── Extracted material
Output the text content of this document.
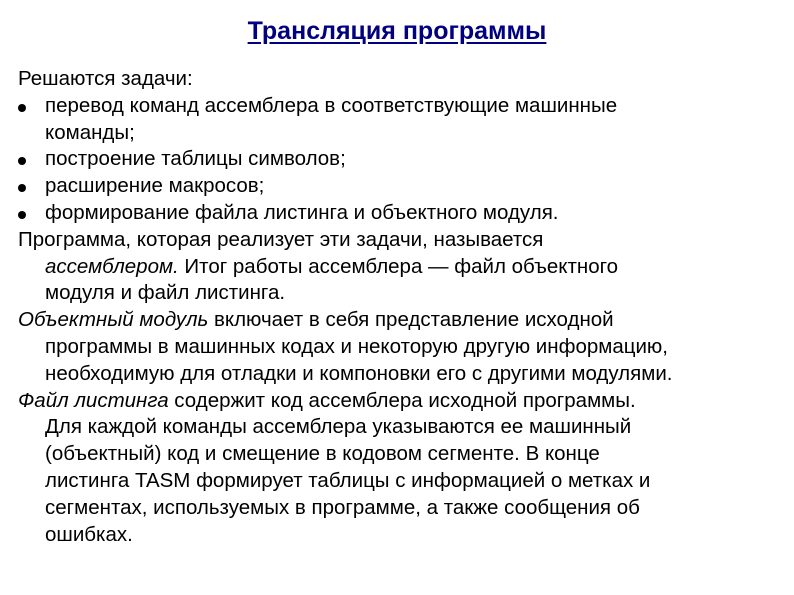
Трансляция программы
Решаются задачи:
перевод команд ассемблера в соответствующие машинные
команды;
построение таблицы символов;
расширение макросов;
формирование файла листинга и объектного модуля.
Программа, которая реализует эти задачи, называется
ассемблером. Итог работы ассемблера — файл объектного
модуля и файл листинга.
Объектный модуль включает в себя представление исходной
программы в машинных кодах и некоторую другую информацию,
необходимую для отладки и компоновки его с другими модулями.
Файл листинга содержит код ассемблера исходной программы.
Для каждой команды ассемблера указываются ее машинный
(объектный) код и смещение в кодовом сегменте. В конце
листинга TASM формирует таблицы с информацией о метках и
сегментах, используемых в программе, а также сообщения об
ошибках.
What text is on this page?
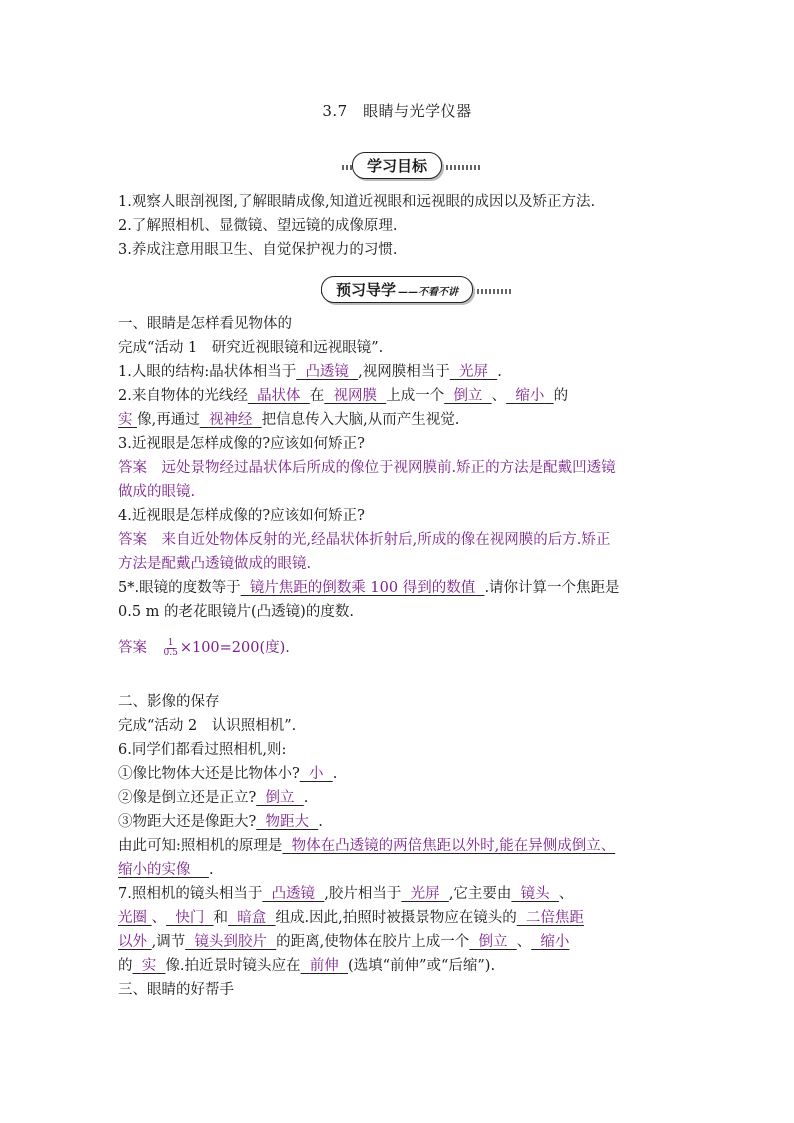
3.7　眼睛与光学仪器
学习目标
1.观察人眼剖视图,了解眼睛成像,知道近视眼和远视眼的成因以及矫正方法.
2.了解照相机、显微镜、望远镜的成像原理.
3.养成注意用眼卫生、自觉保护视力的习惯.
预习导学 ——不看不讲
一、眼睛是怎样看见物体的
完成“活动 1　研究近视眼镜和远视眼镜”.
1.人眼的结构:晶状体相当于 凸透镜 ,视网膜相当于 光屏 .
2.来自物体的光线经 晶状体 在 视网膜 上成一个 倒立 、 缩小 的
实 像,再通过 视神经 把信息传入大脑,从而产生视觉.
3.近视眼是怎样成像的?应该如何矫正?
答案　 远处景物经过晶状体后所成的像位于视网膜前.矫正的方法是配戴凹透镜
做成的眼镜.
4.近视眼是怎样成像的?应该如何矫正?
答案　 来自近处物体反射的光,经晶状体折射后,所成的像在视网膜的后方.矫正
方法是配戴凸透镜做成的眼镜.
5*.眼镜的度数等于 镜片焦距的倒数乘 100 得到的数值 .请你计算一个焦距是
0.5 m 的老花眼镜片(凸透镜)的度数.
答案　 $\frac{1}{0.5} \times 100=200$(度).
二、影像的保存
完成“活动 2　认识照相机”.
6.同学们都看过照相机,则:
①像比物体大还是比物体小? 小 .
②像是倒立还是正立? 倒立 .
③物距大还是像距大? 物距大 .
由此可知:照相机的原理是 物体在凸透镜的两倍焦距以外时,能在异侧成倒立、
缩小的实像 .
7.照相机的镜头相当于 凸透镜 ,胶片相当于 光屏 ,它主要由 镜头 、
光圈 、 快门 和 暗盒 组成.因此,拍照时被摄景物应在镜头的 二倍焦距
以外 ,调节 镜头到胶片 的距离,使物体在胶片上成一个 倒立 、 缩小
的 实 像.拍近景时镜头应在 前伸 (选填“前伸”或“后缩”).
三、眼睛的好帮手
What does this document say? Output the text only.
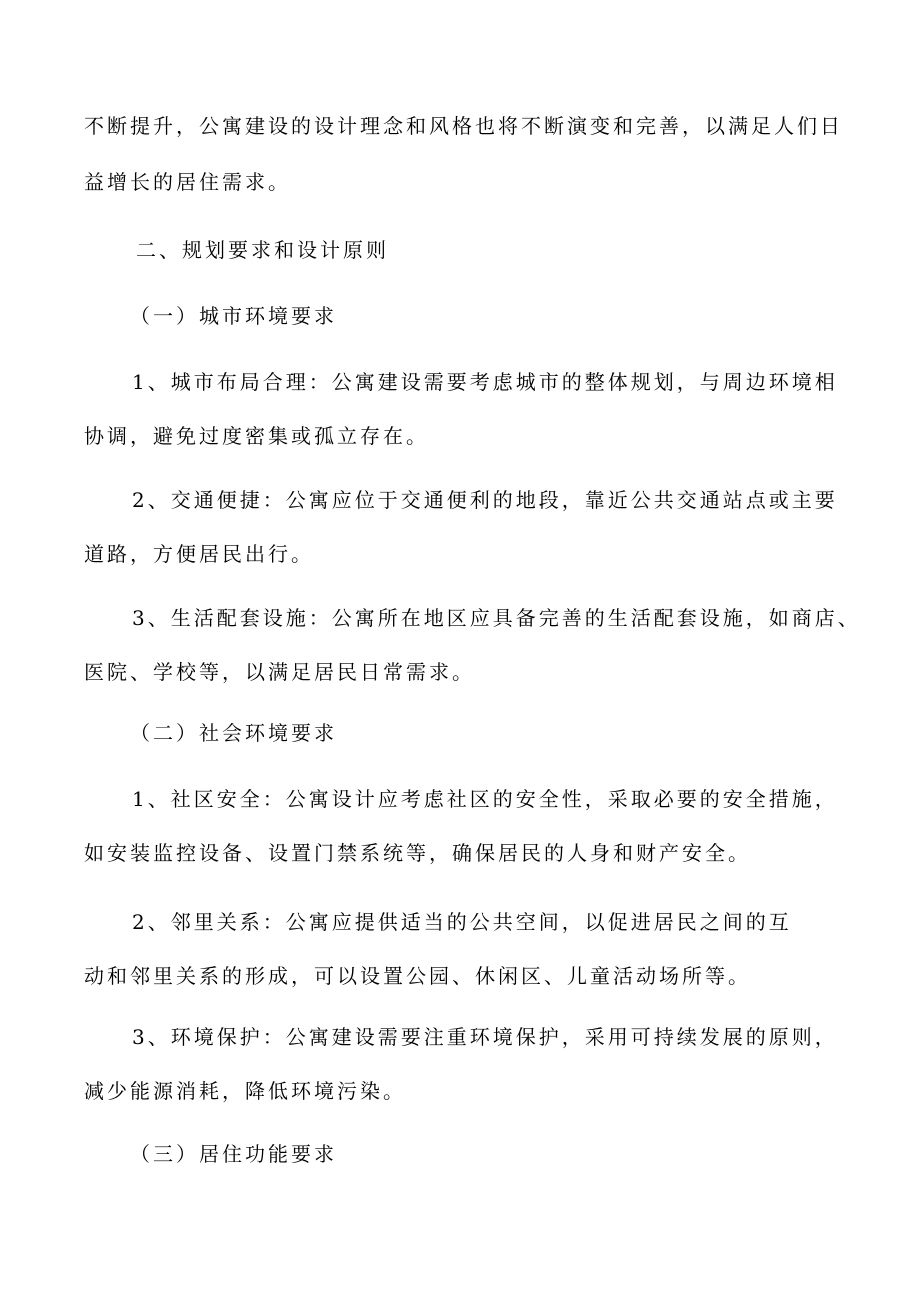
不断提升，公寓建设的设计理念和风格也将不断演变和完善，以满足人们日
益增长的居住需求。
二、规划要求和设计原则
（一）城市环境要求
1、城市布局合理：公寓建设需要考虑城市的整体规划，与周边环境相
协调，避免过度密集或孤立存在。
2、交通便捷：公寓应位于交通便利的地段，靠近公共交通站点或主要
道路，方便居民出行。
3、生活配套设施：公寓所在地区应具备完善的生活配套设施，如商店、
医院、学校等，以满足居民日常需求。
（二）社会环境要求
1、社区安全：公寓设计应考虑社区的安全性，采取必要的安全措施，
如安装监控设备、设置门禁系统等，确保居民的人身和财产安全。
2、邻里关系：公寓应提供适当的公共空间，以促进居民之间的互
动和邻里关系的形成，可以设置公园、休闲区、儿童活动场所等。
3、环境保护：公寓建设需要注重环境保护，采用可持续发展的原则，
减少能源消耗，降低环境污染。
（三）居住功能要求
────
=== Work to do ===
Without any pictures, reproduce exactly the lines from the line that contains "What text is on this page?" to the end of the entries above, both ends included.

=== Exercise output ===
What text is on this page?
3.7　眼睛与光学仪器
学习目标
1.观察人眼剖视图,了解眼睛成像,知道近视眼和远视眼的成因以及矫正方法.
2.了解照相机、显微镜、望远镜的成像原理.
3.养成注意用眼卫生、自觉保护视力的习惯.
预习导学 ——不看不讲
一、眼睛是怎样看见物体的
完成“活动 1　研究近视眼镜和远视眼镜”.
1.人眼的结构:晶状体相当于 凸透镜 ,视网膜相当于 光屏 .
2.来自物体的光线经 晶状体 在 视网膜 上成一个 倒立 、 缩小 的
实 像,再通过 视神经 把信息传入大脑,从而产生视觉.
3.近视眼是怎样成像的?应该如何矫正?
答案　 远处景物经过晶状体后所成的像位于视网膜前.矫正的方法是配戴凹透镜
做成的眼镜.
4.近视眼是怎样成像的?应该如何矫正?
答案　 来自近处物体反射的光,经晶状体折射后,所成的像在视网膜的后方.矫正
方法是配戴凸透镜做成的眼镜.
5*.眼镜的度数等于 镜片焦距的倒数乘 100 得到的数值 .请你计算一个焦距是
0.5 m 的老花眼镜片(凸透镜)的度数.
答案　 $\frac{1}{0.5} \times 100=200$(度).
二、影像的保存
完成“活动 2　认识照相机”.
6.同学们都看过照相机,则:
①像比物体大还是比物体小? 小 .
②像是倒立还是正立? 倒立 .
③物距大还是像距大? 物距大 .
由此可知:照相机的原理是 物体在凸透镜的两倍焦距以外时,能在异侧成倒立、
缩小的实像 .
7.照相机的镜头相当于 凸透镜 ,胶片相当于 光屏 ,它主要由 镜头 、
光圈 、 快门 和 暗盒 组成.因此,拍照时被摄景物应在镜头的 二倍焦距
以外 ,调节 镜头到胶片 的距离,使物体在胶片上成一个 倒立 、 缩小
的 实 像.拍近景时镜头应在 前伸 (选填“前伸”或“后缩”).
三、眼睛的好帮手
What does this document say? Output the text only.
不断提升，公寓建设的设计理念和风格也将不断演变和完善，以满足人们日
益增长的居住需求。
二、规划要求和设计原则
（一）城市环境要求
1、城市布局合理：公寓建设需要考虑城市的整体规划，与周边环境相
协调，避免过度密集或孤立存在。
2、交通便捷：公寓应位于交通便利的地段，靠近公共交通站点或主要
道路，方便居民出行。
3、生活配套设施：公寓所在地区应具备完善的生活配套设施，如商店、
医院、学校等，以满足居民日常需求。
（二）社会环境要求
1、社区安全：公寓设计应考虑社区的安全性，采取必要的安全措施，
如安装监控设备、设置门禁系统等，确保居民的人身和财产安全。
2、邻里关系：公寓应提供适当的公共空间，以促进居民之间的互
动和邻里关系的形成，可以设置公园、休闲区、儿童活动场所等。
3、环境保护：公寓建设需要注重环境保护，采用可持续发展的原则，
减少能源消耗，降低环境污染。
（三）居住功能要求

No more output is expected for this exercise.